Do this -> Select and reproduce each line of the listing below that bears the string "Extract".

Records for processing ->
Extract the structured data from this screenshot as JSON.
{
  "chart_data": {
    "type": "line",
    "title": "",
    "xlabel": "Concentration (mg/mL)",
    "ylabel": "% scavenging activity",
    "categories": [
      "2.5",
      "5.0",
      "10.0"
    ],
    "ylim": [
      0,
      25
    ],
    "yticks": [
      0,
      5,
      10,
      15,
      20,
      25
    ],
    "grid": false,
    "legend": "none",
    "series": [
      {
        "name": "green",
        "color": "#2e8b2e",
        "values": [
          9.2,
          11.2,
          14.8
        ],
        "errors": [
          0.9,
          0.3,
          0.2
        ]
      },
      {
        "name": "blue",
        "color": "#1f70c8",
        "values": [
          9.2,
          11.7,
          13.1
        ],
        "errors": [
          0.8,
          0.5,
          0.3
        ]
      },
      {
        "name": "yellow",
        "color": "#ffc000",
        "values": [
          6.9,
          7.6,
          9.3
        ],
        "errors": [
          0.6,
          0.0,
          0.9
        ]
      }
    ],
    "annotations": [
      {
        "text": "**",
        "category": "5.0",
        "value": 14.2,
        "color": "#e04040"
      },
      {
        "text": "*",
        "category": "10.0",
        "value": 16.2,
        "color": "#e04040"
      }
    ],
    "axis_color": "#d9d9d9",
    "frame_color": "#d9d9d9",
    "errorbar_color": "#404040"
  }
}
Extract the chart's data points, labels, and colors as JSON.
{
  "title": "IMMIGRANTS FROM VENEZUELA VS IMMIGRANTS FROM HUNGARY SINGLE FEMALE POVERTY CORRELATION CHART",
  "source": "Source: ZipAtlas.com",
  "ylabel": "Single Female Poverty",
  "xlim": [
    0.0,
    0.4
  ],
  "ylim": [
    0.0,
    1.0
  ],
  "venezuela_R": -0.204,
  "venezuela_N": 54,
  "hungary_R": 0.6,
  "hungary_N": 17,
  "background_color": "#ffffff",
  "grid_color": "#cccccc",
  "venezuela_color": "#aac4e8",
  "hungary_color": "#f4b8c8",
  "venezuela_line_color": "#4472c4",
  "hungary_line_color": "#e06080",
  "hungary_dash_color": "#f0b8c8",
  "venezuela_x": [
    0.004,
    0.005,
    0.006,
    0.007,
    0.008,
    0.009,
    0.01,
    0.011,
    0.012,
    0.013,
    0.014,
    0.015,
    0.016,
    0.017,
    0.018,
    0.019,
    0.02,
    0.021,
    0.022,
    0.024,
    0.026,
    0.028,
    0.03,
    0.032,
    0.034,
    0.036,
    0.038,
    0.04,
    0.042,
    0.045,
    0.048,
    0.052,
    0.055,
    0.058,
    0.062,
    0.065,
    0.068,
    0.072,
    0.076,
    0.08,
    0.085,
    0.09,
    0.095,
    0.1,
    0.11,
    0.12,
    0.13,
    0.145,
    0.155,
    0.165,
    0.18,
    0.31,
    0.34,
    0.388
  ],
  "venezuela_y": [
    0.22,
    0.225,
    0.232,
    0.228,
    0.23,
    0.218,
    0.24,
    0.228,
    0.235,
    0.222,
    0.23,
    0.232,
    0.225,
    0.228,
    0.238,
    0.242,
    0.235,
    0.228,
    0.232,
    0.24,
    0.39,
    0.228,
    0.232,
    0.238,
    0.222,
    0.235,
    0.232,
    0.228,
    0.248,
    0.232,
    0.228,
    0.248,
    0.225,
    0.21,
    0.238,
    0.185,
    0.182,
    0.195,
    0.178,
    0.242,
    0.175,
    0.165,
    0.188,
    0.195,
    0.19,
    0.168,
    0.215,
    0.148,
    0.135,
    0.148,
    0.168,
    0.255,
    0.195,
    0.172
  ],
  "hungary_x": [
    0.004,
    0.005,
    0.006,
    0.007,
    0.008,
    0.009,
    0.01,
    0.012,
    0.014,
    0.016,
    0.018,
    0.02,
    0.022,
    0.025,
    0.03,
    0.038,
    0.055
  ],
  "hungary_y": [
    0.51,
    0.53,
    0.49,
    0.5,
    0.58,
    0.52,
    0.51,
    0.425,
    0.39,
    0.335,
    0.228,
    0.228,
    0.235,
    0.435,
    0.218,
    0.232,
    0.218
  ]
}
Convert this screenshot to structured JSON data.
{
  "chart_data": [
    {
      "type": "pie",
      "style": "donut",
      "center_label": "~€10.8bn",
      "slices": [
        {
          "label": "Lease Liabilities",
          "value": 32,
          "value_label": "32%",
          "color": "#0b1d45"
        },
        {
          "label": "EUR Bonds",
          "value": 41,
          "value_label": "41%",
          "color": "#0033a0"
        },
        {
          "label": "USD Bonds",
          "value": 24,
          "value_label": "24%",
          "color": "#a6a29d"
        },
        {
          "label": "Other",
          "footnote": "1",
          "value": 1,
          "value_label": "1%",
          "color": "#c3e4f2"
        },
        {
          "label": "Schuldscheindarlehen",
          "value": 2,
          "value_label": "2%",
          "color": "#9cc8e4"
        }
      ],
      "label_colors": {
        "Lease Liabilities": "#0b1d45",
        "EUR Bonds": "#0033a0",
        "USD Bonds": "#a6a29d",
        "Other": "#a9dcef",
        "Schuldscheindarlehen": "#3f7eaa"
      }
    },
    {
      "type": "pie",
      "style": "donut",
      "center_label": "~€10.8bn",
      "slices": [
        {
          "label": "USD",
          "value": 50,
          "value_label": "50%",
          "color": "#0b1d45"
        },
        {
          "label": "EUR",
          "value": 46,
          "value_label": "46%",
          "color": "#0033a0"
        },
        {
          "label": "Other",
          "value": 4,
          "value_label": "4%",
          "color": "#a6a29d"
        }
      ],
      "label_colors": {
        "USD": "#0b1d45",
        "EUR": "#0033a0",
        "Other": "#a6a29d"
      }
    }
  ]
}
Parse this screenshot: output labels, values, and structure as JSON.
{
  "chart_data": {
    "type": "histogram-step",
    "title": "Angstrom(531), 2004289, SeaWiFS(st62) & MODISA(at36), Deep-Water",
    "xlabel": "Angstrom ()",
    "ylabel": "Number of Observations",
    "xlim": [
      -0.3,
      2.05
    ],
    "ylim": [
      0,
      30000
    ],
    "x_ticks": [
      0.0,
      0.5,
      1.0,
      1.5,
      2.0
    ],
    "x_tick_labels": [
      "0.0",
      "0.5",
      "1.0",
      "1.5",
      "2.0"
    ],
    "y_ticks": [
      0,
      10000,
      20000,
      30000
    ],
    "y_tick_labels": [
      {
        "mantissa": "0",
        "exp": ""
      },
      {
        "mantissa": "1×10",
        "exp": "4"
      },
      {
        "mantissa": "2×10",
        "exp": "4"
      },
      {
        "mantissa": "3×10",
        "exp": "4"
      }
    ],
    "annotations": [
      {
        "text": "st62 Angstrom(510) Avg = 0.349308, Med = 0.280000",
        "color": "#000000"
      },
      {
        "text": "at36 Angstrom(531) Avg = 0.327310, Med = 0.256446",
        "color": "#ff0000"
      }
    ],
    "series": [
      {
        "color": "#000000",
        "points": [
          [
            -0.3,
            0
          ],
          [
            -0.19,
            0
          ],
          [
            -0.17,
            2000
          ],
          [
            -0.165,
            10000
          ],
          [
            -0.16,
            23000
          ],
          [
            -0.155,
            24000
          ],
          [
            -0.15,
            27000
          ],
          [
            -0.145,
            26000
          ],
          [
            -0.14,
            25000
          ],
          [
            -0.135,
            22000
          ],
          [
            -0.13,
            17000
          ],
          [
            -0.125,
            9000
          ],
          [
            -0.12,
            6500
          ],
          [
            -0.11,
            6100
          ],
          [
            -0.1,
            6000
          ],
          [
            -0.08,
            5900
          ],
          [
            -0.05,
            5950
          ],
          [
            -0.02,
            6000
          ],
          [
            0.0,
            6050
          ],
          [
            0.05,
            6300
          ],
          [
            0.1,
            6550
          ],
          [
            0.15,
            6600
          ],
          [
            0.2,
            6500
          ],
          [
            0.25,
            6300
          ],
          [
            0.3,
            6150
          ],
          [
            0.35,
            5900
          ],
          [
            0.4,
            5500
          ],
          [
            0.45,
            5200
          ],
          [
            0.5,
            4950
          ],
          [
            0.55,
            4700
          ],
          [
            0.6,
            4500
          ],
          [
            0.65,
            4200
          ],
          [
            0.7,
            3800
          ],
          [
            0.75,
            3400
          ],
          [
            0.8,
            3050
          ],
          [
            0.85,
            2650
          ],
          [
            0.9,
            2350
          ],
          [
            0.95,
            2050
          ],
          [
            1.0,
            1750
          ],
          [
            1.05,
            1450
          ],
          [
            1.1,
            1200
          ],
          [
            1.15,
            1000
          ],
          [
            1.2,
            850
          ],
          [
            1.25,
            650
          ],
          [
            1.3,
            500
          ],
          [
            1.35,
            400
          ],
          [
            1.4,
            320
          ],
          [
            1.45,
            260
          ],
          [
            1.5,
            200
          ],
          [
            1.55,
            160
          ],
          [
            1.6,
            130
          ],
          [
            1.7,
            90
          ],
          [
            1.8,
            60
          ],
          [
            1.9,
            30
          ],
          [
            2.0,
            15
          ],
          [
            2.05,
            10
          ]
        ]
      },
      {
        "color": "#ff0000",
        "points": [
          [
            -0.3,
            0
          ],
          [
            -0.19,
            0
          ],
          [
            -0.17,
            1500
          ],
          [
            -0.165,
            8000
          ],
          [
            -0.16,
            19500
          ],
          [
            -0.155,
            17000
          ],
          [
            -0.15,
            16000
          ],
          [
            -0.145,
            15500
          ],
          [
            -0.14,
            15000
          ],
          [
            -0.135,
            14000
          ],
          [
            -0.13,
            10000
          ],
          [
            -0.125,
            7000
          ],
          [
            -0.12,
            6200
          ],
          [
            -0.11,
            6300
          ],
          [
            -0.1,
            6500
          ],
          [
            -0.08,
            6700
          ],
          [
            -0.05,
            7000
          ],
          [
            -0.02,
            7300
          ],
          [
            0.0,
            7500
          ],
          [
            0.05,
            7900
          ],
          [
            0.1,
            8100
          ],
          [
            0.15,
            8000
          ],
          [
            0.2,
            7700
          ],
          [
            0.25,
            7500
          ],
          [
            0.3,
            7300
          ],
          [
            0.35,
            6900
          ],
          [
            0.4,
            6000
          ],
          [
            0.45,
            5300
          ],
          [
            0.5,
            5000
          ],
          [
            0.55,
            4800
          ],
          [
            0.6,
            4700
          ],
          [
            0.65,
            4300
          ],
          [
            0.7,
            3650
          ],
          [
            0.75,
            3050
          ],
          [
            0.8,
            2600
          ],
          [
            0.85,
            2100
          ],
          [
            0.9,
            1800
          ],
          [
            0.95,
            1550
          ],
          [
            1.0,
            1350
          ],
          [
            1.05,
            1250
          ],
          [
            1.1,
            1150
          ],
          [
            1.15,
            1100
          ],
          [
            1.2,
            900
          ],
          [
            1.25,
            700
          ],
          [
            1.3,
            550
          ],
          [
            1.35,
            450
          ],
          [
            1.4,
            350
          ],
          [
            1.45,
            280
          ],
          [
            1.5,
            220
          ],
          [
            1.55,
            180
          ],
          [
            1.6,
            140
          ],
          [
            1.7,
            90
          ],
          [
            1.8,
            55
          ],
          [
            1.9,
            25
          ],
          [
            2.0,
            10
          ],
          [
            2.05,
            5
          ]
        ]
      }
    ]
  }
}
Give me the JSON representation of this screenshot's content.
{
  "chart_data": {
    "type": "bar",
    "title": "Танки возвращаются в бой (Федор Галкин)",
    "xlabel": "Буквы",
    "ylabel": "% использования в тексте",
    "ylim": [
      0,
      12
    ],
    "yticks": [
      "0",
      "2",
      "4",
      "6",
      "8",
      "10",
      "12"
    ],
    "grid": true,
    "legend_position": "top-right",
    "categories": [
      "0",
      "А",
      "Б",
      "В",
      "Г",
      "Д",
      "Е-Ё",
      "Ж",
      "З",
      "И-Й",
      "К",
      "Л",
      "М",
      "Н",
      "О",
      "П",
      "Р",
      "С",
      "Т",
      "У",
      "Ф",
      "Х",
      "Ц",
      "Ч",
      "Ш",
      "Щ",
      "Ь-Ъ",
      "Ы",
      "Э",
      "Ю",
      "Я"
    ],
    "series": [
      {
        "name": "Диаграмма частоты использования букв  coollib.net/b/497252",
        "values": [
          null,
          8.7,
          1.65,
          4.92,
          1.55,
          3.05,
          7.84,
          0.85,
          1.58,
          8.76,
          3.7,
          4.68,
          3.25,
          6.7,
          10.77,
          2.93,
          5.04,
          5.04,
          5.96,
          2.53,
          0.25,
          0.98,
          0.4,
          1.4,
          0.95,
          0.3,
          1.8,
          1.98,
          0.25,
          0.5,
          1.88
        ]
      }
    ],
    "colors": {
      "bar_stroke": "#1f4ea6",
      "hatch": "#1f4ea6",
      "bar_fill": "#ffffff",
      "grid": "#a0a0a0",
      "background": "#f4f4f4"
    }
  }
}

Result of the exercise ->
Extract the structured data from this screenshot as JSON.
Extract the chart's data points, labels, and colors as JSON.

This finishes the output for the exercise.